**DATA TO EXAMINE**
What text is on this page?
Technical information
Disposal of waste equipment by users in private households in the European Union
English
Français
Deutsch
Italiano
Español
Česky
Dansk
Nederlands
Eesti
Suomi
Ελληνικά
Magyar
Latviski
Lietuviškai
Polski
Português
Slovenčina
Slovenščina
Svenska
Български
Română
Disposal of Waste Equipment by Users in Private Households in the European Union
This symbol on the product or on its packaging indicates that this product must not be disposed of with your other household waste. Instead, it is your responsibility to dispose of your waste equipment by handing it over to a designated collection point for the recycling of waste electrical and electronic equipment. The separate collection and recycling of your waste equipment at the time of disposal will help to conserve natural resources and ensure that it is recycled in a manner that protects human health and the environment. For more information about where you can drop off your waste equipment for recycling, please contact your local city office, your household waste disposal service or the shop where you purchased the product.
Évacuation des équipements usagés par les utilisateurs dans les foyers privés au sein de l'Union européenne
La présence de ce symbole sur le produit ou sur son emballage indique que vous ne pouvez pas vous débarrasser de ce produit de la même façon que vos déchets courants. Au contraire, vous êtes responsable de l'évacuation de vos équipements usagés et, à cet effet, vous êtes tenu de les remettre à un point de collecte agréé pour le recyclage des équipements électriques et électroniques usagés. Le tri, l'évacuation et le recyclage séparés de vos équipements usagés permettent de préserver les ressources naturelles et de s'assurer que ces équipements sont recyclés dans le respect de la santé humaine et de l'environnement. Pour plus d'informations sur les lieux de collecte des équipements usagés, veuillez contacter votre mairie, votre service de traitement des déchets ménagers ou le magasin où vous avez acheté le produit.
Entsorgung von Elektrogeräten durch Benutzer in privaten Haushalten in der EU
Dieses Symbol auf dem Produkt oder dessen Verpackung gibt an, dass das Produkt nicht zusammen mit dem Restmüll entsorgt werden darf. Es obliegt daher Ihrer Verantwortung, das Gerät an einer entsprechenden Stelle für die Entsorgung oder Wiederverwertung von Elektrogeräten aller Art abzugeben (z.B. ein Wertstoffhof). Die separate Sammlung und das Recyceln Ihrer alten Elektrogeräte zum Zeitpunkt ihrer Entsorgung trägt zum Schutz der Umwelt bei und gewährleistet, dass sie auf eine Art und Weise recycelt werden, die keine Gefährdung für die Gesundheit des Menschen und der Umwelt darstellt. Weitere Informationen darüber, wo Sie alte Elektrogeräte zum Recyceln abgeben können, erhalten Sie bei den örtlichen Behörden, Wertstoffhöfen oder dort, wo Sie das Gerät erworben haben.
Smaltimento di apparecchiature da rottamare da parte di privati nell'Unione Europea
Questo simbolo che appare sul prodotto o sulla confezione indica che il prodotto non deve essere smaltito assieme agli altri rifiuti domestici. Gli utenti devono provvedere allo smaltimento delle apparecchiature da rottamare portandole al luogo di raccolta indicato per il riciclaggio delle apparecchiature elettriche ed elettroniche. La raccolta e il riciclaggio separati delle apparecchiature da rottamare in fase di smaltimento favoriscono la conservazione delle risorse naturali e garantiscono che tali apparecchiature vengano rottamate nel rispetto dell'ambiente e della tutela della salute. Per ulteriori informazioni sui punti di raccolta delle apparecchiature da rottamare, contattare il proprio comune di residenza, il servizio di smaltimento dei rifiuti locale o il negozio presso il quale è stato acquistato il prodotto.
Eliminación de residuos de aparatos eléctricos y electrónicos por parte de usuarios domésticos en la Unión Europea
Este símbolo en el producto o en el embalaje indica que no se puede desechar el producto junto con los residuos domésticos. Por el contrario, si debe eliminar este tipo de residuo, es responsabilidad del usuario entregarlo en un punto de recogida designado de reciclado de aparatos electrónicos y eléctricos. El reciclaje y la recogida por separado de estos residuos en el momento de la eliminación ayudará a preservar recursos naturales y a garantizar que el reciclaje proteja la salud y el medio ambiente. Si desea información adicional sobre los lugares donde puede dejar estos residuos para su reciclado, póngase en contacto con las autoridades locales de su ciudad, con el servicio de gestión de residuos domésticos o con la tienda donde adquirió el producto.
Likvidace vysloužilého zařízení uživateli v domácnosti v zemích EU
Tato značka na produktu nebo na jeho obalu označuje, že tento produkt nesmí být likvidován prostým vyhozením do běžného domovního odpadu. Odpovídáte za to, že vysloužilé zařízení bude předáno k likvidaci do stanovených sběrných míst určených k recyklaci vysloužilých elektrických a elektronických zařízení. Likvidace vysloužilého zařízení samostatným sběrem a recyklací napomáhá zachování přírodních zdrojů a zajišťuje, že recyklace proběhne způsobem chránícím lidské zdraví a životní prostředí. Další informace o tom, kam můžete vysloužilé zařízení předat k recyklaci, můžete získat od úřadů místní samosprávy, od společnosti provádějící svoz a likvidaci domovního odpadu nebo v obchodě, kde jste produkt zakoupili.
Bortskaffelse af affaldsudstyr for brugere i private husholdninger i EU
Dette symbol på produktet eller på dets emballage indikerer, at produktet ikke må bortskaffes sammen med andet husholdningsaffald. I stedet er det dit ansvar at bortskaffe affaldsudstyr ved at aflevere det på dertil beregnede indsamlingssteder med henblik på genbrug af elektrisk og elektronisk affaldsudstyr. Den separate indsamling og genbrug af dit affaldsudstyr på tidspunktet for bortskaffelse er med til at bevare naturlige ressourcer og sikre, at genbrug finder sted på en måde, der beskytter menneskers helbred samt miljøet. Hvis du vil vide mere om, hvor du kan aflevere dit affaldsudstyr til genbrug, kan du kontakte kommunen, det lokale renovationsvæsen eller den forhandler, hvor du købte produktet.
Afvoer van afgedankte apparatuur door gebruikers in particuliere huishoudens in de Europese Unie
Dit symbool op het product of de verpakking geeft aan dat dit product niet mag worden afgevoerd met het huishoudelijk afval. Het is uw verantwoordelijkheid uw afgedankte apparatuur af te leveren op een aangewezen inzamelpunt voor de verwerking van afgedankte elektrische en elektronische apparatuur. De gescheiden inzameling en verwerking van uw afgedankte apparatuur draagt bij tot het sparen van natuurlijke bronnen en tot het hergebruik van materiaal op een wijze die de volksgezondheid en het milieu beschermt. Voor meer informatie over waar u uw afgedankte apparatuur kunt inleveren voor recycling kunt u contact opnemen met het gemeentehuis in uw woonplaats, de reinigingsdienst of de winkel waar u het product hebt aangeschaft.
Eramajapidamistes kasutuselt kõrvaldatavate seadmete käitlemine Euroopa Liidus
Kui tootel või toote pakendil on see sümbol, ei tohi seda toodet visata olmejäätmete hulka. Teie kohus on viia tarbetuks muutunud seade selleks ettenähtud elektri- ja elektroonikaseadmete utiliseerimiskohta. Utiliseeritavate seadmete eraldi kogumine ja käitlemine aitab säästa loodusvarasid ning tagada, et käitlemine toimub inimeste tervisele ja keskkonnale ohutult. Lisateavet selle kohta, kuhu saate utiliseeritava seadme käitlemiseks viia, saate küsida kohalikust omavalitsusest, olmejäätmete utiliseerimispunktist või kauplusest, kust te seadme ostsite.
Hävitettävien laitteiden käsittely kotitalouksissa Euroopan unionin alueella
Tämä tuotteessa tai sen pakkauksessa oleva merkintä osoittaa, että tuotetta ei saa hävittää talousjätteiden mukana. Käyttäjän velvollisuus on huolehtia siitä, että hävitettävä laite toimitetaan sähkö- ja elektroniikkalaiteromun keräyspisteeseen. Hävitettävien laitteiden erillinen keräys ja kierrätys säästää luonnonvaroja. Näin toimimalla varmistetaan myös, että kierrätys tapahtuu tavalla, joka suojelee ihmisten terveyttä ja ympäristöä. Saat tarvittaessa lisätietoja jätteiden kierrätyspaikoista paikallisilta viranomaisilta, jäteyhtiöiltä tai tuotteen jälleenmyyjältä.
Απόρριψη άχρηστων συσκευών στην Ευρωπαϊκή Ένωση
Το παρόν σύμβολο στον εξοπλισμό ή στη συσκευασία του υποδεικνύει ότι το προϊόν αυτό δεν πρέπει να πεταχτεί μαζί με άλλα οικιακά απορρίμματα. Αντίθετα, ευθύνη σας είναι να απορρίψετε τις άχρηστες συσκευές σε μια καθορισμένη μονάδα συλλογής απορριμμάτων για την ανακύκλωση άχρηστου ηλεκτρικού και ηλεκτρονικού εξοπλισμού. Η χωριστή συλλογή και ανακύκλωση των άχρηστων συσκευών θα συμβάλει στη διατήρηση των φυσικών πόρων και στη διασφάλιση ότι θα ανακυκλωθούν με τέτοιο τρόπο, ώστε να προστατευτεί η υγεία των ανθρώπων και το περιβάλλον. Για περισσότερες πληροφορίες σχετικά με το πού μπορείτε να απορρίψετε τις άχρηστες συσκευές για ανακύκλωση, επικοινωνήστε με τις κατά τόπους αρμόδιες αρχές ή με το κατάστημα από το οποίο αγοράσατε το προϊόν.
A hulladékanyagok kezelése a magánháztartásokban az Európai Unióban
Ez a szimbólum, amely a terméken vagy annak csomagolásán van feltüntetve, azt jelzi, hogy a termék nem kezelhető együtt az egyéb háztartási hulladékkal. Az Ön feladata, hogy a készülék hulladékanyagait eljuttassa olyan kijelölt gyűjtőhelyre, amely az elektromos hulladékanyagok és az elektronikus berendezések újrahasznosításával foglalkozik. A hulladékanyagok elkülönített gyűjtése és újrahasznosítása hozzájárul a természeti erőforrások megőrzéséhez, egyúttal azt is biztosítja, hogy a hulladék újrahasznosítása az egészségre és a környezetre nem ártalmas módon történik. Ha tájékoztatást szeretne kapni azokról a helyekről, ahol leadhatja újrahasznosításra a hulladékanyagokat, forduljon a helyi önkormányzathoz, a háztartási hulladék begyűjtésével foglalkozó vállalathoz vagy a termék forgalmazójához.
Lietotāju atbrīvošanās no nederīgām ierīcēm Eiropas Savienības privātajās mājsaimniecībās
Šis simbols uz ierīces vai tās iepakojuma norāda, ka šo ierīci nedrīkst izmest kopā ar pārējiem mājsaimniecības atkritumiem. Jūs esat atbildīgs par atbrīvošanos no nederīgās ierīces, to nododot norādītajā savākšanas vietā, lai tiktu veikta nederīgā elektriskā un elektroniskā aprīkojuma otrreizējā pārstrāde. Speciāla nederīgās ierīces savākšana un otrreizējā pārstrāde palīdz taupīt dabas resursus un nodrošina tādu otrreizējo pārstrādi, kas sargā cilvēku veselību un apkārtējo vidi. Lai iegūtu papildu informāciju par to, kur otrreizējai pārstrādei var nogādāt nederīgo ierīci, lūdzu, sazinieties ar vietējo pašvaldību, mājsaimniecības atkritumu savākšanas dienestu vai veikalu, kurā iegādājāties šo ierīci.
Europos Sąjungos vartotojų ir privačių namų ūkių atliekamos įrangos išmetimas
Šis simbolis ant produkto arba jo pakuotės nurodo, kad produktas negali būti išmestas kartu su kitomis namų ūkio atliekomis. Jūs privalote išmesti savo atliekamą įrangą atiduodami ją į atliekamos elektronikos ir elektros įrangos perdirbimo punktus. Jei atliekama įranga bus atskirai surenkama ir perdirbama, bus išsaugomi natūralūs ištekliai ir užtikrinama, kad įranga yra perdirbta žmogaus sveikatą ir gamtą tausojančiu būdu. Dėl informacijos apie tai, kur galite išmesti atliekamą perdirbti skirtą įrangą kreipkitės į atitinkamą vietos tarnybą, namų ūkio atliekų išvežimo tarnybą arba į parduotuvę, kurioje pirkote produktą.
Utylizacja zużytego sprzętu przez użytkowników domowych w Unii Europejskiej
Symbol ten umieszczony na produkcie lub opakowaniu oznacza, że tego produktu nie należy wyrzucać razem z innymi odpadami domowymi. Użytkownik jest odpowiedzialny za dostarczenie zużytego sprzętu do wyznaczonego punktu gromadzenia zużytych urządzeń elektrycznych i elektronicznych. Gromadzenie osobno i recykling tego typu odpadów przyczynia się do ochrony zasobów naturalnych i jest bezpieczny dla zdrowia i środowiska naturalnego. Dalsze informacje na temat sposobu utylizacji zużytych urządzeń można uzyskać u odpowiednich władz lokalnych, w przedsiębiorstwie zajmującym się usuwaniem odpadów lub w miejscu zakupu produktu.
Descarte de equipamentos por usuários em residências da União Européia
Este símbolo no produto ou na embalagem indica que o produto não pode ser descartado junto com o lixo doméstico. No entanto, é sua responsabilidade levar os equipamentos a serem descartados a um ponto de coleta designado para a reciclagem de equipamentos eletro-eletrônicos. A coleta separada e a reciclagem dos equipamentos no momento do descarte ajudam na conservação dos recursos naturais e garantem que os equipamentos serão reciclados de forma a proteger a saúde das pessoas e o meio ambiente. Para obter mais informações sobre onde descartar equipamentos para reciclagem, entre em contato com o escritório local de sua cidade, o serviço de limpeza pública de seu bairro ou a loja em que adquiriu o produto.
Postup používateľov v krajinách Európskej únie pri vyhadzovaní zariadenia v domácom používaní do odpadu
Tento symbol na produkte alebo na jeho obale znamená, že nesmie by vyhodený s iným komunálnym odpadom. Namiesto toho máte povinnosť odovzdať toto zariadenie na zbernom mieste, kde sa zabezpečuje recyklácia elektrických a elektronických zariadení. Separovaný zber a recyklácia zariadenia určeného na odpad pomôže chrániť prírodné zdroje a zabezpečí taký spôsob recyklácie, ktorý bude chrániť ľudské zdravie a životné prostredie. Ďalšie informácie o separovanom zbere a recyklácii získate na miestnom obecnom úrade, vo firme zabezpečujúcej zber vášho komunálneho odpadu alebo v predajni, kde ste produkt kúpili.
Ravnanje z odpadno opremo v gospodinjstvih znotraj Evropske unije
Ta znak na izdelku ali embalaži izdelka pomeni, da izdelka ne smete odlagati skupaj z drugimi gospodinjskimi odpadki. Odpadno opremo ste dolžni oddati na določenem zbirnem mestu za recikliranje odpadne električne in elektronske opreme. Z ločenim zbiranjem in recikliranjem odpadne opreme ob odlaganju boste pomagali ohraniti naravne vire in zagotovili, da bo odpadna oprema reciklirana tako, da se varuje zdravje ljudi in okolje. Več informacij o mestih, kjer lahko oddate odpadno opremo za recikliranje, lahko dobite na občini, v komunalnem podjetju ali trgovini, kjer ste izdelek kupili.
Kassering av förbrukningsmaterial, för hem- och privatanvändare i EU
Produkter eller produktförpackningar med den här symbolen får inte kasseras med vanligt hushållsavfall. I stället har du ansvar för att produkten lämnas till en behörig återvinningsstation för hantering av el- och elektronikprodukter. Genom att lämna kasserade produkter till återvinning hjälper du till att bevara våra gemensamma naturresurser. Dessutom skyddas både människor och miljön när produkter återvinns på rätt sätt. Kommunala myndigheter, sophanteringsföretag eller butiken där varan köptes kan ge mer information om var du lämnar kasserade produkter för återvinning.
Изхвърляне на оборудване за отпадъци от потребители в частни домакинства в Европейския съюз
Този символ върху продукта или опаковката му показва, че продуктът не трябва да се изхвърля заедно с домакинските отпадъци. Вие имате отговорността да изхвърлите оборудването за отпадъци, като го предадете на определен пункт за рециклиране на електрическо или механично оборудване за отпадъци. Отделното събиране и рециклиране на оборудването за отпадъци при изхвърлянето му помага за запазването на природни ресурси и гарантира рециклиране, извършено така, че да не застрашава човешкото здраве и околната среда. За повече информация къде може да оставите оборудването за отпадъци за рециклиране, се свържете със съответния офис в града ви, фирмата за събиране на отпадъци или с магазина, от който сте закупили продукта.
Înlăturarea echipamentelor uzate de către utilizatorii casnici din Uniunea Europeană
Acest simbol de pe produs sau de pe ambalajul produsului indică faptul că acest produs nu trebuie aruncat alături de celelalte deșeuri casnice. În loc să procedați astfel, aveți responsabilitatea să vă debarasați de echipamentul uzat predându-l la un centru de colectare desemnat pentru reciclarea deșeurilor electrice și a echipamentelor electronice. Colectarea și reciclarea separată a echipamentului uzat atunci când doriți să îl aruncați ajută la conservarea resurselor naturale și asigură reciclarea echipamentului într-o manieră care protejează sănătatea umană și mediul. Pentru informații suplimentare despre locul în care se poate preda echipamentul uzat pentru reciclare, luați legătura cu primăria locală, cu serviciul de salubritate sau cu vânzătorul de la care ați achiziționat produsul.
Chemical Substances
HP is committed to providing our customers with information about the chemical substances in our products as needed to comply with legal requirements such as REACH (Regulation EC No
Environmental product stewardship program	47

**WHAT YOU WILL DO**
From the data, collect all lines where the string "parte" appears.

**ANSWER BOX**
Smaltimento di apparecchiature da rottamare da parte di privati nell'Unione Europea
Eliminación de residuos de aparatos eléctricos y electrónicos por parte de usuarios domésticos en la Unión Europea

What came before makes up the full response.